--- START OF DATA LISTING ---

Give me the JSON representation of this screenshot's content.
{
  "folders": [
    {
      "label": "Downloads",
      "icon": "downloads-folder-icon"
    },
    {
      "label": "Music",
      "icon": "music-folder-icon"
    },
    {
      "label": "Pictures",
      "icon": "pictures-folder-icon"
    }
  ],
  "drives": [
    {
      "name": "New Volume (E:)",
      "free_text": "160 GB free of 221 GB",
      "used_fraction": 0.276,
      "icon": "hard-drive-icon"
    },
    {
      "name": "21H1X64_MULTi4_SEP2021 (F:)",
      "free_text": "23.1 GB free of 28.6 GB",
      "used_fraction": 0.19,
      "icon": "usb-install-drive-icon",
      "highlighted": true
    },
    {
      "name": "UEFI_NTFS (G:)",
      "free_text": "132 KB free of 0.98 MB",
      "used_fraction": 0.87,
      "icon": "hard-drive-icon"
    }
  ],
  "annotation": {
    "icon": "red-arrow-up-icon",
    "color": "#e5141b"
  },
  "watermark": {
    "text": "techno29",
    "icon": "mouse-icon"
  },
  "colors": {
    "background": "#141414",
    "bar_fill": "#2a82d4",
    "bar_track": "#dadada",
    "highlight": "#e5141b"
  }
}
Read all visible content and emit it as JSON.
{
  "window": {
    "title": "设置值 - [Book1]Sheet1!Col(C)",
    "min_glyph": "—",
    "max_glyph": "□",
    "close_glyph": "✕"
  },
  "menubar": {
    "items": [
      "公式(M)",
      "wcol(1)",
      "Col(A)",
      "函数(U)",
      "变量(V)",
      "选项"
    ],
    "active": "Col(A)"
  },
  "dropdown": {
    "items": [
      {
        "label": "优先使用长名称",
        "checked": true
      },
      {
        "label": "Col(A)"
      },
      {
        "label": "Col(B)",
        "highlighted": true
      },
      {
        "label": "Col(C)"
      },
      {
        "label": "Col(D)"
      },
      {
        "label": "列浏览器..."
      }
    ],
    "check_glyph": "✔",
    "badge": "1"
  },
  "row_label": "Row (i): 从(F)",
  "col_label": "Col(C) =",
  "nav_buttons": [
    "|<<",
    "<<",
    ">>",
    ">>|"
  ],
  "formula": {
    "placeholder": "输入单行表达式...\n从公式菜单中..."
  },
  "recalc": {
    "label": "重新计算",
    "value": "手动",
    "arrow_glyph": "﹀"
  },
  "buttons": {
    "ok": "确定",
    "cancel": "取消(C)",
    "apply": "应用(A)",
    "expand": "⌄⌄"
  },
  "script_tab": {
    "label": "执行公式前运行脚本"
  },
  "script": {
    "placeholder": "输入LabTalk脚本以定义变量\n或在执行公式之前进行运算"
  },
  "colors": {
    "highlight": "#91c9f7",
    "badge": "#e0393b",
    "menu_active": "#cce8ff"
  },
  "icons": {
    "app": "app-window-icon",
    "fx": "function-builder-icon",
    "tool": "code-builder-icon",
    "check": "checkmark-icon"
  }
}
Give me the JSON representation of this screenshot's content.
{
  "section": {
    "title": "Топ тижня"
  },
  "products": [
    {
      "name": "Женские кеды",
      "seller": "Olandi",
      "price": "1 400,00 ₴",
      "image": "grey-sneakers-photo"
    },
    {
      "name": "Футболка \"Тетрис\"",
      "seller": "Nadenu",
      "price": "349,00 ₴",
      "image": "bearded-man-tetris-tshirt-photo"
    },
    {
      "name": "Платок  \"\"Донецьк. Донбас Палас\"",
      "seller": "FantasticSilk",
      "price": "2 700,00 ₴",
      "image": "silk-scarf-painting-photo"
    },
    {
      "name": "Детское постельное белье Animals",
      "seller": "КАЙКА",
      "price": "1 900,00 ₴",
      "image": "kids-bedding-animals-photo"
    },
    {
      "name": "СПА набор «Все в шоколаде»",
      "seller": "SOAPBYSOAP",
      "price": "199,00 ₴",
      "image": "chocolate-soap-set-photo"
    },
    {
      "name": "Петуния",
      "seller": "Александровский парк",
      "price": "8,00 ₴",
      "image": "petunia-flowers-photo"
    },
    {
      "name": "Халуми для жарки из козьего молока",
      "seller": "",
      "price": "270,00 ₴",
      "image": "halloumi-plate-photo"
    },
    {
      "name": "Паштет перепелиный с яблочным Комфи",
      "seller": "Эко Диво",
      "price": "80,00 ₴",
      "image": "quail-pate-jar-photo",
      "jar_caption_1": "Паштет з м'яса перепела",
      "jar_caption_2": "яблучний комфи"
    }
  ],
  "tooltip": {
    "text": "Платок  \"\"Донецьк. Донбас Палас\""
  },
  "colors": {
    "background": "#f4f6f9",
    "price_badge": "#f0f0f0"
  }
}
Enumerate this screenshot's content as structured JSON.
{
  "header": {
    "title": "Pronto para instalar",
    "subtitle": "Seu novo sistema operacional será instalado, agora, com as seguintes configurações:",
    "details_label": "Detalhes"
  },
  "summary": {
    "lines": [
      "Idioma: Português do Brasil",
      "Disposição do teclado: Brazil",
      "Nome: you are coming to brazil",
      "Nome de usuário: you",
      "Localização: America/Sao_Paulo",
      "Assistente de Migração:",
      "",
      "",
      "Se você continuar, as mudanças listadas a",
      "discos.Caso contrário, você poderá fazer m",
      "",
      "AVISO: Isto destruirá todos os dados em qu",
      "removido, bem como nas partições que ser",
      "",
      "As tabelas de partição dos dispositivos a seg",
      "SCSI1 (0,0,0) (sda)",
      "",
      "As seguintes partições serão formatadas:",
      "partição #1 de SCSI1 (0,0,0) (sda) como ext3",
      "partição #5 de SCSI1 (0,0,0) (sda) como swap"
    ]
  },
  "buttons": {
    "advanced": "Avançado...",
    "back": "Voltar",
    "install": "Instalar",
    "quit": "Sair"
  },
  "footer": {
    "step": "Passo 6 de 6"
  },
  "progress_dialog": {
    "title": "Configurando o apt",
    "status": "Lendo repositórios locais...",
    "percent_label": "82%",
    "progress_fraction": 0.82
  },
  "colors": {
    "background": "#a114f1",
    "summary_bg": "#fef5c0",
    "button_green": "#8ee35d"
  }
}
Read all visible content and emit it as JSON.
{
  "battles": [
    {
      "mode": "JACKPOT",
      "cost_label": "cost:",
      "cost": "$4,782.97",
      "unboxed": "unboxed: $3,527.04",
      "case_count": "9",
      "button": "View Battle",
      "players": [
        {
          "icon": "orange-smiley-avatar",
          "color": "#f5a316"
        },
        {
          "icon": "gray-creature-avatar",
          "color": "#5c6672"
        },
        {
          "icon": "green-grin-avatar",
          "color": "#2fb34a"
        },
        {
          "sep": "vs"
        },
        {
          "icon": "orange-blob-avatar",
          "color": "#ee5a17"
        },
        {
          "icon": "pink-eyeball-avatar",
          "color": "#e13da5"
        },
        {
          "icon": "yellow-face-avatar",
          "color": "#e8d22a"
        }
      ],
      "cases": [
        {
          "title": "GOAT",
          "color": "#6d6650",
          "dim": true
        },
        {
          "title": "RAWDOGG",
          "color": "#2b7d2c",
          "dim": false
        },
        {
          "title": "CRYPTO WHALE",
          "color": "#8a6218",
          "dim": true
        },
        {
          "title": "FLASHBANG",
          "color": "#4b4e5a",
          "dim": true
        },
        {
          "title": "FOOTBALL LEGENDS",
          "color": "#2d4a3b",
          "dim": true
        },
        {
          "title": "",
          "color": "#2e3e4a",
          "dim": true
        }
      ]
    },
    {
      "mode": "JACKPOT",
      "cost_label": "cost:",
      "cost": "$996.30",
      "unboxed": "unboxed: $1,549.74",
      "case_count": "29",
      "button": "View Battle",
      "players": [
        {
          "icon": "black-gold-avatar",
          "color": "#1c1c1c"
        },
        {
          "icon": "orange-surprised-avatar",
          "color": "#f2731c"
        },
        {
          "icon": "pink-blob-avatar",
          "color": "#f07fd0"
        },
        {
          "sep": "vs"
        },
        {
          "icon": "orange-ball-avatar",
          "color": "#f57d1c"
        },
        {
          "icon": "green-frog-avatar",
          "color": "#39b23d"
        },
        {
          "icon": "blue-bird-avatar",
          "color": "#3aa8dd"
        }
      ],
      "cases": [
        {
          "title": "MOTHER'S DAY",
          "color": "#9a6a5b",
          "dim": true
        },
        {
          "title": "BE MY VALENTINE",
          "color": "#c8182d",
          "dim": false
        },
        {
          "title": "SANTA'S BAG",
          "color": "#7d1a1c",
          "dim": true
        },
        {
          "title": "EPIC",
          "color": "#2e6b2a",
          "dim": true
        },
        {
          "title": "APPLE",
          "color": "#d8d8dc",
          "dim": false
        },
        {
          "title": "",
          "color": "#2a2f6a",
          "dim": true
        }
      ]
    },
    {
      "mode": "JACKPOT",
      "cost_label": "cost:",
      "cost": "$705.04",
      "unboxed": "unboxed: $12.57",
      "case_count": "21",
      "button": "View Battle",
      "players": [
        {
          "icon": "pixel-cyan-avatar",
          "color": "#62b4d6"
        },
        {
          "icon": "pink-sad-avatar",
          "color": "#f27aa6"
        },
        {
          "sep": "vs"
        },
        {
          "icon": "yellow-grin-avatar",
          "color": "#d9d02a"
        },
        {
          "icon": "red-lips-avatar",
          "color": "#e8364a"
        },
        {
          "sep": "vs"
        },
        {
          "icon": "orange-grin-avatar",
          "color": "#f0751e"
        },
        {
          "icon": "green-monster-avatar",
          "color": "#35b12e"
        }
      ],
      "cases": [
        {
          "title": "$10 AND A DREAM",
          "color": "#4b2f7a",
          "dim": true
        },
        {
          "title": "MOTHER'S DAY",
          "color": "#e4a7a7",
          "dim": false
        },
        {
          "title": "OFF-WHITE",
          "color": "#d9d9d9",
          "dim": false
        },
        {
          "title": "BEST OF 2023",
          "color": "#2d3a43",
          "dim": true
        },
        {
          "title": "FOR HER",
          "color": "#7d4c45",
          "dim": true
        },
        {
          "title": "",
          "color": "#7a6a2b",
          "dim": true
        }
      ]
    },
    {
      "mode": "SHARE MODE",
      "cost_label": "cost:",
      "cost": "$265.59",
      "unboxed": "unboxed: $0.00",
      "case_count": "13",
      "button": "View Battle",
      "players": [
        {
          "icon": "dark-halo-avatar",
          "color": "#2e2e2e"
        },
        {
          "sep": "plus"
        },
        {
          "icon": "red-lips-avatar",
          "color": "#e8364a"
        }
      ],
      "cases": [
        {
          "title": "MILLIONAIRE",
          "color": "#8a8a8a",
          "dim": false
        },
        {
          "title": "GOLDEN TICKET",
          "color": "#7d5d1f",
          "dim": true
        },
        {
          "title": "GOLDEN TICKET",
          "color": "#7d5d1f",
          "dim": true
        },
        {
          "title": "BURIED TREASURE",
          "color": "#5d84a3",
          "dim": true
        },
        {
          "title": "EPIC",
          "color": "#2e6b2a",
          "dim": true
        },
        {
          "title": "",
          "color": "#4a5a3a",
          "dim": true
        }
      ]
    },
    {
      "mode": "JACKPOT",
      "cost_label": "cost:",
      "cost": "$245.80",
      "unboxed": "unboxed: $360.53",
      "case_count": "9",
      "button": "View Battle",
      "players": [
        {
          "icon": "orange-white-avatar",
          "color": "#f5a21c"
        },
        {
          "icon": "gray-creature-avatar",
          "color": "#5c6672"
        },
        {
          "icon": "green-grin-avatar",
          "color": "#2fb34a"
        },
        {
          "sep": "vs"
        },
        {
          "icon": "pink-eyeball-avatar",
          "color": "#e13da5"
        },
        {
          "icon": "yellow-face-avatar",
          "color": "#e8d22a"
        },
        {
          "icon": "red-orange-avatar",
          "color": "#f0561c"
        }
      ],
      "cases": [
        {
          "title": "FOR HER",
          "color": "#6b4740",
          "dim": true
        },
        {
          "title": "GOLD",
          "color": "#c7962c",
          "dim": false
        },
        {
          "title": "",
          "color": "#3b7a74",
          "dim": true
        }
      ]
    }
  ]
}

--- END OF DATA LISTING ---

THE TASK:
Go through the records and gather the lines that hold "highlighted".

EXERCISE OUTPUT:
      "highlighted": true
        "highlighted": true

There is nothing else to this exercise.